▶ _WRITTEN EXERCISE_
Tally the lines of the data that include the word "this" and state the total, nothing else.

▶ _MATERIAL SUPPLIED_
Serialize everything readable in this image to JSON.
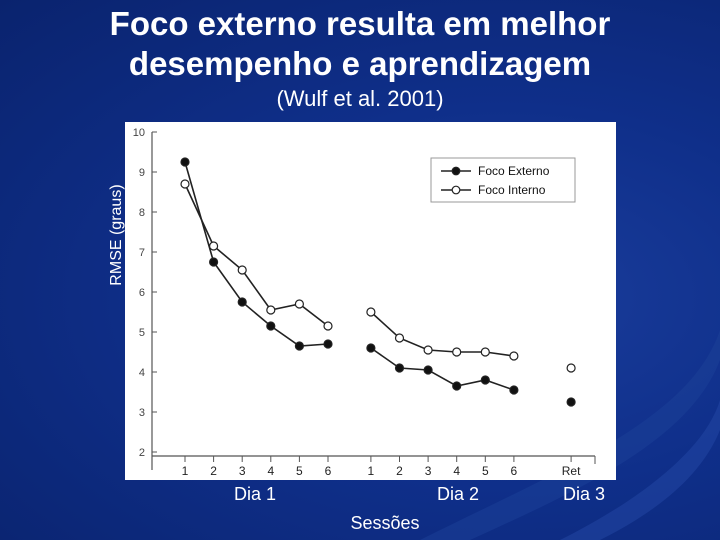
{
  "slide": {
    "title_line1": "Foco externo resulta em melhor",
    "title_line2": "desempenho e aprendizagem",
    "subtitle": "(Wulf et al. 2001)"
  },
  "chart_data": {
    "type": "line",
    "ylabel": "RMSE (graus)",
    "xlabel": "Sessões",
    "ylim": [
      2,
      10
    ],
    "yticks": [
      "2",
      "3",
      "4",
      "5",
      "6",
      "7",
      "8",
      "9",
      "10"
    ],
    "x_ticks": [
      {
        "label": "1",
        "session": 1
      },
      {
        "label": "2",
        "session": 2
      },
      {
        "label": "3",
        "session": 3
      },
      {
        "label": "4",
        "session": 4
      },
      {
        "label": "5",
        "session": 5
      },
      {
        "label": "6",
        "session": 6
      },
      {
        "label": "1",
        "session": 7.5
      },
      {
        "label": "2",
        "session": 8.5
      },
      {
        "label": "3",
        "session": 9.5
      },
      {
        "label": "4",
        "session": 10.5
      },
      {
        "label": "5",
        "session": 11.5
      },
      {
        "label": "6",
        "session": 12.5
      },
      {
        "label": "Ret",
        "session": 14.5
      }
    ],
    "day_labels": [
      "Dia 1",
      "Dia 2",
      "Dia 3"
    ],
    "series": [
      {
        "name": "Foco Externo",
        "marker": "filled",
        "segments": [
          [
            {
              "x": 1,
              "y": 9.25
            },
            {
              "x": 2,
              "y": 6.75
            },
            {
              "x": 3,
              "y": 5.75
            },
            {
              "x": 4,
              "y": 5.15
            },
            {
              "x": 5,
              "y": 4.65
            },
            {
              "x": 6,
              "y": 4.7
            }
          ],
          [
            {
              "x": 7.5,
              "y": 4.6
            },
            {
              "x": 8.5,
              "y": 4.1
            },
            {
              "x": 9.5,
              "y": 4.05
            },
            {
              "x": 10.5,
              "y": 3.65
            },
            {
              "x": 11.5,
              "y": 3.8
            },
            {
              "x": 12.5,
              "y": 3.55
            }
          ],
          [
            {
              "x": 14.5,
              "y": 3.25
            }
          ]
        ]
      },
      {
        "name": "Foco Interno",
        "marker": "open",
        "segments": [
          [
            {
              "x": 1,
              "y": 8.7
            },
            {
              "x": 2,
              "y": 7.15
            },
            {
              "x": 3,
              "y": 6.55
            },
            {
              "x": 4,
              "y": 5.55
            },
            {
              "x": 5,
              "y": 5.7
            },
            {
              "x": 6,
              "y": 5.15
            }
          ],
          [
            {
              "x": 7.5,
              "y": 5.5
            },
            {
              "x": 8.5,
              "y": 4.85
            },
            {
              "x": 9.5,
              "y": 4.55
            },
            {
              "x": 10.5,
              "y": 4.5
            },
            {
              "x": 11.5,
              "y": 4.5
            },
            {
              "x": 12.5,
              "y": 4.4
            }
          ],
          [
            {
              "x": 14.5,
              "y": 4.1
            }
          ]
        ]
      }
    ],
    "colors": {
      "external": "#111111",
      "internal": "#ffffff",
      "axis": "#555555"
    }
  }
}
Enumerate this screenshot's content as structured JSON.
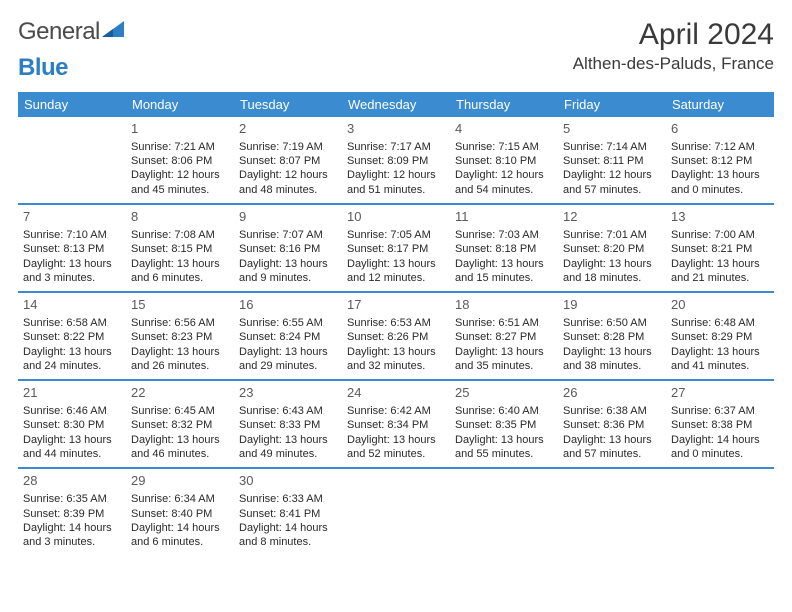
{
  "logo": {
    "text1": "General",
    "text2": "Blue"
  },
  "title": "April 2024",
  "location": "Althen-des-Paluds, France",
  "colors": {
    "header_bg": "#3a8bd0",
    "row_border": "#3a8bd0",
    "logo_blue": "#2b7fc4",
    "logo_gray": "#4a4a4a"
  },
  "weekdays": [
    "Sunday",
    "Monday",
    "Tuesday",
    "Wednesday",
    "Thursday",
    "Friday",
    "Saturday"
  ],
  "weeks": [
    [
      {
        "day": "",
        "sunrise": "",
        "sunset": "",
        "daylight": ""
      },
      {
        "day": "1",
        "sunrise": "Sunrise: 7:21 AM",
        "sunset": "Sunset: 8:06 PM",
        "daylight": "Daylight: 12 hours and 45 minutes."
      },
      {
        "day": "2",
        "sunrise": "Sunrise: 7:19 AM",
        "sunset": "Sunset: 8:07 PM",
        "daylight": "Daylight: 12 hours and 48 minutes."
      },
      {
        "day": "3",
        "sunrise": "Sunrise: 7:17 AM",
        "sunset": "Sunset: 8:09 PM",
        "daylight": "Daylight: 12 hours and 51 minutes."
      },
      {
        "day": "4",
        "sunrise": "Sunrise: 7:15 AM",
        "sunset": "Sunset: 8:10 PM",
        "daylight": "Daylight: 12 hours and 54 minutes."
      },
      {
        "day": "5",
        "sunrise": "Sunrise: 7:14 AM",
        "sunset": "Sunset: 8:11 PM",
        "daylight": "Daylight: 12 hours and 57 minutes."
      },
      {
        "day": "6",
        "sunrise": "Sunrise: 7:12 AM",
        "sunset": "Sunset: 8:12 PM",
        "daylight": "Daylight: 13 hours and 0 minutes."
      }
    ],
    [
      {
        "day": "7",
        "sunrise": "Sunrise: 7:10 AM",
        "sunset": "Sunset: 8:13 PM",
        "daylight": "Daylight: 13 hours and 3 minutes."
      },
      {
        "day": "8",
        "sunrise": "Sunrise: 7:08 AM",
        "sunset": "Sunset: 8:15 PM",
        "daylight": "Daylight: 13 hours and 6 minutes."
      },
      {
        "day": "9",
        "sunrise": "Sunrise: 7:07 AM",
        "sunset": "Sunset: 8:16 PM",
        "daylight": "Daylight: 13 hours and 9 minutes."
      },
      {
        "day": "10",
        "sunrise": "Sunrise: 7:05 AM",
        "sunset": "Sunset: 8:17 PM",
        "daylight": "Daylight: 13 hours and 12 minutes."
      },
      {
        "day": "11",
        "sunrise": "Sunrise: 7:03 AM",
        "sunset": "Sunset: 8:18 PM",
        "daylight": "Daylight: 13 hours and 15 minutes."
      },
      {
        "day": "12",
        "sunrise": "Sunrise: 7:01 AM",
        "sunset": "Sunset: 8:20 PM",
        "daylight": "Daylight: 13 hours and 18 minutes."
      },
      {
        "day": "13",
        "sunrise": "Sunrise: 7:00 AM",
        "sunset": "Sunset: 8:21 PM",
        "daylight": "Daylight: 13 hours and 21 minutes."
      }
    ],
    [
      {
        "day": "14",
        "sunrise": "Sunrise: 6:58 AM",
        "sunset": "Sunset: 8:22 PM",
        "daylight": "Daylight: 13 hours and 24 minutes."
      },
      {
        "day": "15",
        "sunrise": "Sunrise: 6:56 AM",
        "sunset": "Sunset: 8:23 PM",
        "daylight": "Daylight: 13 hours and 26 minutes."
      },
      {
        "day": "16",
        "sunrise": "Sunrise: 6:55 AM",
        "sunset": "Sunset: 8:24 PM",
        "daylight": "Daylight: 13 hours and 29 minutes."
      },
      {
        "day": "17",
        "sunrise": "Sunrise: 6:53 AM",
        "sunset": "Sunset: 8:26 PM",
        "daylight": "Daylight: 13 hours and 32 minutes."
      },
      {
        "day": "18",
        "sunrise": "Sunrise: 6:51 AM",
        "sunset": "Sunset: 8:27 PM",
        "daylight": "Daylight: 13 hours and 35 minutes."
      },
      {
        "day": "19",
        "sunrise": "Sunrise: 6:50 AM",
        "sunset": "Sunset: 8:28 PM",
        "daylight": "Daylight: 13 hours and 38 minutes."
      },
      {
        "day": "20",
        "sunrise": "Sunrise: 6:48 AM",
        "sunset": "Sunset: 8:29 PM",
        "daylight": "Daylight: 13 hours and 41 minutes."
      }
    ],
    [
      {
        "day": "21",
        "sunrise": "Sunrise: 6:46 AM",
        "sunset": "Sunset: 8:30 PM",
        "daylight": "Daylight: 13 hours and 44 minutes."
      },
      {
        "day": "22",
        "sunrise": "Sunrise: 6:45 AM",
        "sunset": "Sunset: 8:32 PM",
        "daylight": "Daylight: 13 hours and 46 minutes."
      },
      {
        "day": "23",
        "sunrise": "Sunrise: 6:43 AM",
        "sunset": "Sunset: 8:33 PM",
        "daylight": "Daylight: 13 hours and 49 minutes."
      },
      {
        "day": "24",
        "sunrise": "Sunrise: 6:42 AM",
        "sunset": "Sunset: 8:34 PM",
        "daylight": "Daylight: 13 hours and 52 minutes."
      },
      {
        "day": "25",
        "sunrise": "Sunrise: 6:40 AM",
        "sunset": "Sunset: 8:35 PM",
        "daylight": "Daylight: 13 hours and 55 minutes."
      },
      {
        "day": "26",
        "sunrise": "Sunrise: 6:38 AM",
        "sunset": "Sunset: 8:36 PM",
        "daylight": "Daylight: 13 hours and 57 minutes."
      },
      {
        "day": "27",
        "sunrise": "Sunrise: 6:37 AM",
        "sunset": "Sunset: 8:38 PM",
        "daylight": "Daylight: 14 hours and 0 minutes."
      }
    ],
    [
      {
        "day": "28",
        "sunrise": "Sunrise: 6:35 AM",
        "sunset": "Sunset: 8:39 PM",
        "daylight": "Daylight: 14 hours and 3 minutes."
      },
      {
        "day": "29",
        "sunrise": "Sunrise: 6:34 AM",
        "sunset": "Sunset: 8:40 PM",
        "daylight": "Daylight: 14 hours and 6 minutes."
      },
      {
        "day": "30",
        "sunrise": "Sunrise: 6:33 AM",
        "sunset": "Sunset: 8:41 PM",
        "daylight": "Daylight: 14 hours and 8 minutes."
      },
      {
        "day": "",
        "sunrise": "",
        "sunset": "",
        "daylight": ""
      },
      {
        "day": "",
        "sunrise": "",
        "sunset": "",
        "daylight": ""
      },
      {
        "day": "",
        "sunrise": "",
        "sunset": "",
        "daylight": ""
      },
      {
        "day": "",
        "sunrise": "",
        "sunset": "",
        "daylight": ""
      }
    ]
  ]
}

▶ _RESULT OF THE EXERCISE_
2